### What you need to do
Tell how many lines in the data below hold the string "캐시백은"; give nothing but the number.

········

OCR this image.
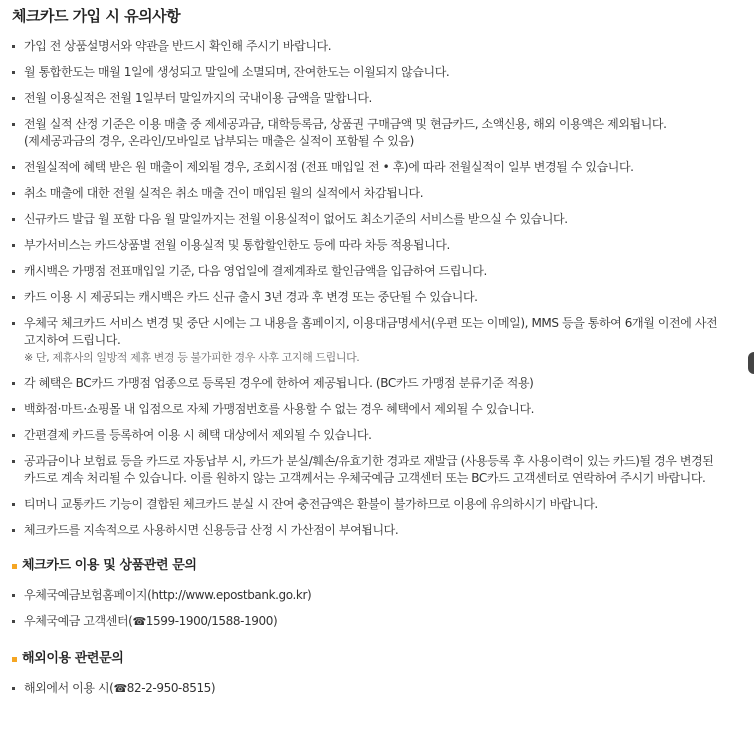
체크카드 가입 시 유의사항
가입 전 상품설명서와 약관을 반드시 확인해 주시기 바랍니다.
월 통합한도는 매월 1일에 생성되고 말일에 소멸되며, 잔여한도는 이월되지 않습니다.
전월 이용실적은 전월 1일부터 말일까지의 국내이용 금액을 말합니다.
전월 실적 산정 기준은 이용 매출 중 제세공과금, 대학등록금, 상품권 구매금액 및 현금카드, 소액신용, 해외 이용액은 제외됩니다. (제세공과금의 경우, 온라인/모바일로 납부되는 매출은 실적이 포함될 수 있음)
전월실적에 혜택 받은 원 매출이 제외될 경우, 조회시점 (전표 매입일 전 • 후)에 따라 전월실적이 일부 변경될 수 있습니다.
취소 매출에 대한 전월 실적은 취소 매출 건이 매입된 월의 실적에서 차감됩니다.
신규카드 발급 월 포함 다음 월 말일까지는 전월 이용실적이 없어도 최소기준의 서비스를 받으실 수 있습니다.
부가서비스는 카드상품별 전월 이용실적 및 통합할인한도 등에 따라 차등 적용됩니다.
캐시백은 가맹점 전표매입일 기준, 다음 영업일에 결제계좌로 할인금액을 입금하여 드립니다.
카드 이용 시 제공되는 캐시백은 카드 신규 출시 3년 경과 후 변경 또는 중단될 수 있습니다.
우체국 체크카드 서비스 변경 및 중단 시에는 그 내용을 홈페이지, 이용대금명세서(우편 또는 이메일), MMS 등을 통하여 6개월 이전에 사전 고지하여 드립니다.
※ 단, 제휴사의 일방적 제휴 변경 등 불가피한 경우 사후 고지해 드립니다.
각 혜택은 BC카드 가맹점 업종으로 등록된 경우에 한하여 제공됩니다. (BC카드 가맹점 분류기준 적용)
백화점·마트·쇼핑몰 내 입점으로 자체 가맹점번호를 사용할 수 없는 경우 혜택에서 제외될 수 있습니다.
간편결제 카드를 등록하여 이용 시 혜택 대상에서 제외될 수 있습니다.
공과금이나 보험료 등을 카드로 자동납부 시, 카드가 분실/훼손/유효기한 경과로 재발급 (사용등록 후 사용이력이 있는 카드)될 경우 변경된 카드로 계속 처리될 수 있습니다. 이를 원하지 않는 고객께서는 우체국예금 고객센터 또는 BC카드 고객센터로 연락하여 주시기 바랍니다.
티머니 교통카드 기능이 결합된 체크카드 분실 시 잔여 충전금액은 환불이 불가하므로 이용에 유의하시기 바랍니다.
체크카드를 지속적으로 사용하시면 신용등급 산정 시 가산점이 부여됩니다.
체크카드 이용 및 상품관련 문의
우체국예금보험홈페이지(http://www.epostbank.go.kr)
우체국예금 고객센터(☎1599-1900/1588-1900)
해외이용 관련문의
해외에서 이용 시(☎82-2-950-8515)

········

### Answer for this exercise
2